**SET PROBLEM**
Gather all lines with the word "name" in them.

[Figure collection entries]
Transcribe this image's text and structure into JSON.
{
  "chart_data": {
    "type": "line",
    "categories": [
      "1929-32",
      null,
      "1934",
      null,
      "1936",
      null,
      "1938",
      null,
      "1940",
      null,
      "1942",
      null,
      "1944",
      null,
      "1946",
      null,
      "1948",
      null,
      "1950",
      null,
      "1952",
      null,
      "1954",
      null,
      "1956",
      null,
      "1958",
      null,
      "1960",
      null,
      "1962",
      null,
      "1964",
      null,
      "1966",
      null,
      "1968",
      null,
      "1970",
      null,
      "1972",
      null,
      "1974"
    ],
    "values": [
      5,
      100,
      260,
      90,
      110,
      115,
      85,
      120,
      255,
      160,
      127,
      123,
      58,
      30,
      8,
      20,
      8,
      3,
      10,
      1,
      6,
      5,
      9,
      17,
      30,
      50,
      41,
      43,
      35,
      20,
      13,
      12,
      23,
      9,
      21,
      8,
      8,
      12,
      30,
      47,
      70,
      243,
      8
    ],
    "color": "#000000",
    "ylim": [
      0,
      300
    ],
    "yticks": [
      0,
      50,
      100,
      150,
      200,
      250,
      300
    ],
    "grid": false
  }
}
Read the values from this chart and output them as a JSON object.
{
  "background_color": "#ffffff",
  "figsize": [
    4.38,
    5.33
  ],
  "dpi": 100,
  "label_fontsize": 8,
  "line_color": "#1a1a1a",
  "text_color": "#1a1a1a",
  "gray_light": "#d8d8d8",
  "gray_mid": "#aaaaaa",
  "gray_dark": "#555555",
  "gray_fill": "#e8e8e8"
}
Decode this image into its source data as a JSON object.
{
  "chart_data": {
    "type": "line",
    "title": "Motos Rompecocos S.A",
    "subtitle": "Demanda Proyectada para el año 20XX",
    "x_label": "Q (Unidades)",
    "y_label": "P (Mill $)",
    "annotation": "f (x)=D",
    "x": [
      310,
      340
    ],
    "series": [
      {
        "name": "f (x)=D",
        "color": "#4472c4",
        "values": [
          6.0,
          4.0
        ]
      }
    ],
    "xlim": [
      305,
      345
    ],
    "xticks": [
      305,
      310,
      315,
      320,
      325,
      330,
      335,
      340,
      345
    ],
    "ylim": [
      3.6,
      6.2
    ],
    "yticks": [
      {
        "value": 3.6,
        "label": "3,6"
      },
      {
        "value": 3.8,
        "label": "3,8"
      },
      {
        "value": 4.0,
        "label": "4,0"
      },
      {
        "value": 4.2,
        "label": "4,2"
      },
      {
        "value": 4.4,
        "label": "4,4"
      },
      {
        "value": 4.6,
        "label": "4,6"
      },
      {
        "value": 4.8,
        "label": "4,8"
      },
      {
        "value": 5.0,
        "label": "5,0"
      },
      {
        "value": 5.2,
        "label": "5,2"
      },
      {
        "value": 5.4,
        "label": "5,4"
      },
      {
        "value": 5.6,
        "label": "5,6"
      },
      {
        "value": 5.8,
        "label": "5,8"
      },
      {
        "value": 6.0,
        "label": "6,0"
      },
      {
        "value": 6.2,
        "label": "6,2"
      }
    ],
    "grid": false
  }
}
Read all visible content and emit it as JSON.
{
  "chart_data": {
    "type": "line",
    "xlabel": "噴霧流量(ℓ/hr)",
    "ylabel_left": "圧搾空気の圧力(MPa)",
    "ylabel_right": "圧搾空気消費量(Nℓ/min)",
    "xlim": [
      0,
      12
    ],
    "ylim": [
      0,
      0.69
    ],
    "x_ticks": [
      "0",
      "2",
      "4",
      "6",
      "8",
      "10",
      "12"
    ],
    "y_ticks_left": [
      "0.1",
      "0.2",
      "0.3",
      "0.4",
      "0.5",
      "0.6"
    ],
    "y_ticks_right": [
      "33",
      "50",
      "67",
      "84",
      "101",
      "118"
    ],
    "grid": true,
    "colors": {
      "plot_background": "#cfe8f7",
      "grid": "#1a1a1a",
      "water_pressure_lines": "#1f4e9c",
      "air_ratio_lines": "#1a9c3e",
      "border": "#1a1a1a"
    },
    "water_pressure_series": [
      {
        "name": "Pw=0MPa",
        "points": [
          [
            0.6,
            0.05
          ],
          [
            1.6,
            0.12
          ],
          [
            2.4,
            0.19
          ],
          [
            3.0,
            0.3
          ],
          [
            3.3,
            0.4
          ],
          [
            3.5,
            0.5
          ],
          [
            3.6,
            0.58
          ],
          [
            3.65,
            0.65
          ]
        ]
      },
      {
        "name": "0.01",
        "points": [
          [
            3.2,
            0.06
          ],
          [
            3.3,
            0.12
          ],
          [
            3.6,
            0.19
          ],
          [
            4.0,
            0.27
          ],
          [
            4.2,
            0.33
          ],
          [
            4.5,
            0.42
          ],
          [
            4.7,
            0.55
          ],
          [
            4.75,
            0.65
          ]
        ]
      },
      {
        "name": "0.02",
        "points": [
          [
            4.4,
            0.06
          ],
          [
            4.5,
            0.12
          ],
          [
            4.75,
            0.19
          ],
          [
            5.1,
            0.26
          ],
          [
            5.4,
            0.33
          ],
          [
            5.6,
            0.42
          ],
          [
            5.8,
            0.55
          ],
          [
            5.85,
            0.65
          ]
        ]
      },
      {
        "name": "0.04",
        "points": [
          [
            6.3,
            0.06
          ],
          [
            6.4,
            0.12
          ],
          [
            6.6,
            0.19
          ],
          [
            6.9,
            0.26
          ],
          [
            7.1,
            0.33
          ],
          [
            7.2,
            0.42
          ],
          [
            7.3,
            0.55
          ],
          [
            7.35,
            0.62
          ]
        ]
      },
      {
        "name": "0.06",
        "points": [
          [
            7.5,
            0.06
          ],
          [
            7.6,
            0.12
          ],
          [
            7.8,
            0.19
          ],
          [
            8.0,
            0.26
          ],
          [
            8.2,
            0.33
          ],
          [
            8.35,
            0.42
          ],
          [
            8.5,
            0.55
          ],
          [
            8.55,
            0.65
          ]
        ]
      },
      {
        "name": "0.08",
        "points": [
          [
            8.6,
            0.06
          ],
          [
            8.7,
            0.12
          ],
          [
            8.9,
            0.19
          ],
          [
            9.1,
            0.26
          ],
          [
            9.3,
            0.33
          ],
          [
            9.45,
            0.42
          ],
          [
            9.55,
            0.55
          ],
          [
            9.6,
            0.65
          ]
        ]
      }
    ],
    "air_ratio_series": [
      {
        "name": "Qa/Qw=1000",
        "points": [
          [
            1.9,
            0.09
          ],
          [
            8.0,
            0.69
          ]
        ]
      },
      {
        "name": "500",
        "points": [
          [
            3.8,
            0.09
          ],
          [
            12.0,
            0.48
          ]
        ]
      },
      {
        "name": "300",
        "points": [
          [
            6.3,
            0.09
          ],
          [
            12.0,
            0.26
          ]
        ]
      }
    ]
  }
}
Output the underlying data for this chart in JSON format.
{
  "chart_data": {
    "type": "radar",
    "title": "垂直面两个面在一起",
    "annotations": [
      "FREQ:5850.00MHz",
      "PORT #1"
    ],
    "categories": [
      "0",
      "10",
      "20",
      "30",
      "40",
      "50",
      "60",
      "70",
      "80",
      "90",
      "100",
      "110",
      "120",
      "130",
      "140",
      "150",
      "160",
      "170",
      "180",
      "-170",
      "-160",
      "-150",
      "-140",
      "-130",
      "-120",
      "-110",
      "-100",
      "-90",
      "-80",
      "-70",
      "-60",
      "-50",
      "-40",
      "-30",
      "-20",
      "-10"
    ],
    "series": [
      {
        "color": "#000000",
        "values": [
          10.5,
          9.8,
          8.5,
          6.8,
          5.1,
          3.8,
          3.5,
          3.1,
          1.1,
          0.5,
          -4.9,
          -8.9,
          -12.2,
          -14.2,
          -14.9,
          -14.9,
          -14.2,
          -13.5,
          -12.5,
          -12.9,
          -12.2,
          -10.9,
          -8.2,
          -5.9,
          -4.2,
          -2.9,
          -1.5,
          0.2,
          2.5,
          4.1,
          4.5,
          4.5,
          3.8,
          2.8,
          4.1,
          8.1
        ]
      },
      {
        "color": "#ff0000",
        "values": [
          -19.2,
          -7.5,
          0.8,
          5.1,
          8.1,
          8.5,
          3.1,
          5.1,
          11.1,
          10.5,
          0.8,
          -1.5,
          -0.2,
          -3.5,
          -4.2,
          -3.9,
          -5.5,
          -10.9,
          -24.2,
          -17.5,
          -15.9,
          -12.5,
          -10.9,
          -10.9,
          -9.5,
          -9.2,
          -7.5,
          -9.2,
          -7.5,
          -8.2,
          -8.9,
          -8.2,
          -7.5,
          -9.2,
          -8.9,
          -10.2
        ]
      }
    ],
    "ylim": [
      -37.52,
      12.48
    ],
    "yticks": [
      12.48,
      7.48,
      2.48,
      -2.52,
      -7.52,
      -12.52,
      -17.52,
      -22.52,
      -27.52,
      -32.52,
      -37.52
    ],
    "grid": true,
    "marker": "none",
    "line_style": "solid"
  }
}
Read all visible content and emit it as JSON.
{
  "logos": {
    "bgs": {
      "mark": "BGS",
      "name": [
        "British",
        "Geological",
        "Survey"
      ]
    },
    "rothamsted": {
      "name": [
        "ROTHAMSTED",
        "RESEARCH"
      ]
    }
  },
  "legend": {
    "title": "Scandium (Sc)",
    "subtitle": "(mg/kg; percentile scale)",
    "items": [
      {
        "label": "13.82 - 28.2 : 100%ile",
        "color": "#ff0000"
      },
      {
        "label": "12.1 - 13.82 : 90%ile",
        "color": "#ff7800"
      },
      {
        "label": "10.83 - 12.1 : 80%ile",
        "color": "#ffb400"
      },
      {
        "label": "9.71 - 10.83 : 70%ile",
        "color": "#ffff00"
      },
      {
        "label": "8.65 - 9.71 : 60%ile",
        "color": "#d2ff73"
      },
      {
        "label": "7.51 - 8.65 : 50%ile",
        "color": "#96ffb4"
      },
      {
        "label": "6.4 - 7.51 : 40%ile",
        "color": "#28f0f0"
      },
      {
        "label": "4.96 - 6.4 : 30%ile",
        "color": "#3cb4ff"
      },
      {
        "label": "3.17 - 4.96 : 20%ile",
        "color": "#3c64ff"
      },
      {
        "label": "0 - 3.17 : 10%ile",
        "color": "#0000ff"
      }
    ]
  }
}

**ANSWER FOR THIS EXERCISE**
        "name": "f (x)=D",
        "name": "Pw=0MPa",
        "name": "0.01",
        "name": "0.02",
        "name": "0.04",
        "name": "0.06",
        "name": "0.08",
        "name": "Qa/Qw=1000",
        "name": "500",
        "name": "300",
      "name": [
      "name": [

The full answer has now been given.